### WORK TO DO
**a)** Transcribe the part of the passage on import figures that opens with the words containing "Metals group together" and closes with "period under review.".
**b)** In the passage on import figures, by what percentage did imports of iron and steel drop?
**c)** Resume the passage on import figures after its final sentence.

### PROVIDED TEXT
┌────────
The imports of the metals group ($39.35 million) declined by 19.65 per cent due mainly to 26.65 per cent drop in imports of iron and steel with an import bill of $31.66 million. The share of this group in total import bill was 4.25 per cent — down 6.19 per cent from the comparable month of previous year.

Metals group together with miscellaneous group mainly include items used in industry. The imports of the latter group (including rubber crude, rubber tyres & tubes, wood & cork, jute, paper & paperboard, etc.) registered an increased of 47.65 per cent, raising its share in import bill from 2.58 per cent in July 2001 to 3.25 per cent in the period under review.
└────────
### RAW RECORDS
┌────────
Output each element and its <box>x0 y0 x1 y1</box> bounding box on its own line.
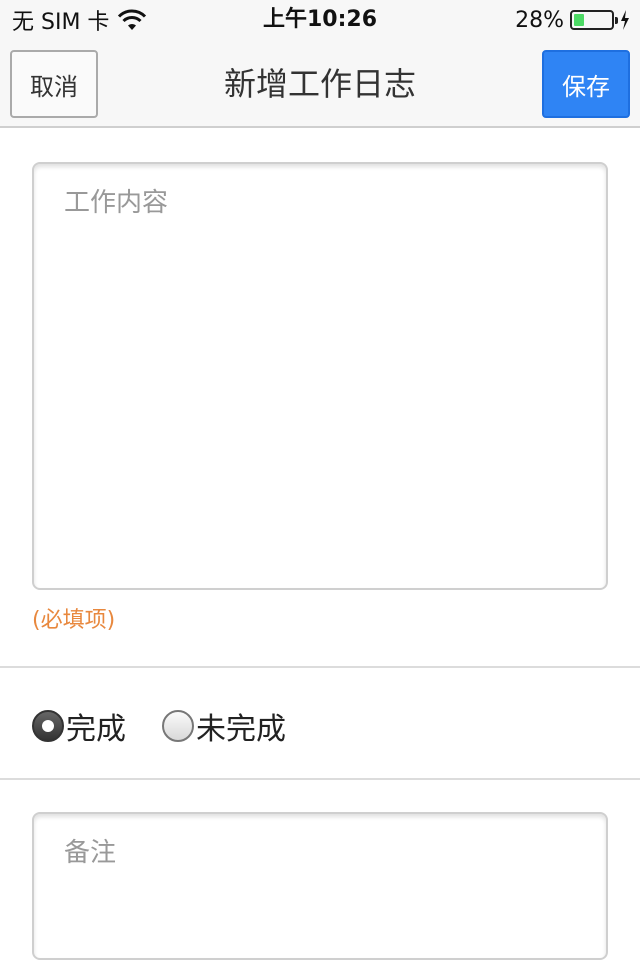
radio-button-complete[interactable] <box>32 710 64 742</box>
battery-level-fill <box>574 14 585 26</box>
note-placeholder: 备注 <box>64 838 117 868</box>
page-title: 新增工作日志 <box>223 65 416 103</box>
status-bar: 无 SIM 卡 上午10:26 28% <box>0 0 640 40</box>
battery-icon <box>570 10 618 30</box>
radio-option-incomplete[interactable]: 未完成 <box>162 704 286 748</box>
note-input[interactable]: 备注 <box>32 812 608 960</box>
completion-status-radio-group: 完成 未完成 <box>32 700 322 752</box>
battery-status: 28% <box>515 6 630 34</box>
work-content-input[interactable]: 工作内容 <box>32 162 608 590</box>
divider <box>0 778 640 780</box>
battery-percentage: 28% <box>515 7 564 33</box>
work-content-placeholder: 工作内容 <box>64 188 169 218</box>
radio-option-complete[interactable]: 完成 <box>32 704 126 748</box>
radio-label-complete: 完成 <box>66 712 126 747</box>
radio-button-incomplete[interactable] <box>162 710 194 742</box>
charging-bolt-icon <box>621 10 629 30</box>
radio-label-incomplete: 未完成 <box>196 712 286 747</box>
required-field-note: (必填项) <box>32 608 116 633</box>
add-work-log-screen: 无 SIM 卡 上午10:26 28% 取消 新增工作日志 保存 工作内容 (必… <box>0 0 640 960</box>
divider <box>0 666 640 668</box>
cancel-button[interactable]: 取消 <box>10 50 98 118</box>
navigation-bar: 取消 新增工作日志 保存 <box>0 40 640 128</box>
save-button[interactable]: 保存 <box>542 50 630 118</box>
└────────
### OUTPUTS FOR THE TASKS
**a)**
Metals group together with miscellaneous group mainly include items used in industry. The imports of the latter group (including rubber crude, rubber tyres & tubes, wood & cork, jute, paper & paperboard, etc.) registered an increased of 47.65 per cent, raising its share in import bill from 2.58 per cent in July 2001 to 3.25 per cent in the period under review.

**b)** 26.65 per cent

**c)**
FOOD GROUP: For the first time in a long time, import of wheat is shown as zero. In spite of this, the food group registered a steep rise of about 46 per cent in its import. Its import bill amounted to $69.6 million, raising its share in total import to 7.51 per cent — about 1.5 per cent more than in July 2001.

As always, edible oils were the most voracious consumers of foreign exchange. With an import bill of $37.25 million during the month under review, edible oils constituted nearly 54 per cent of the food group imports. A total of 89,317 tons of edible oil (mainly palm oil) were imported. This is over 33,000 more than the quantity imported in July 2001.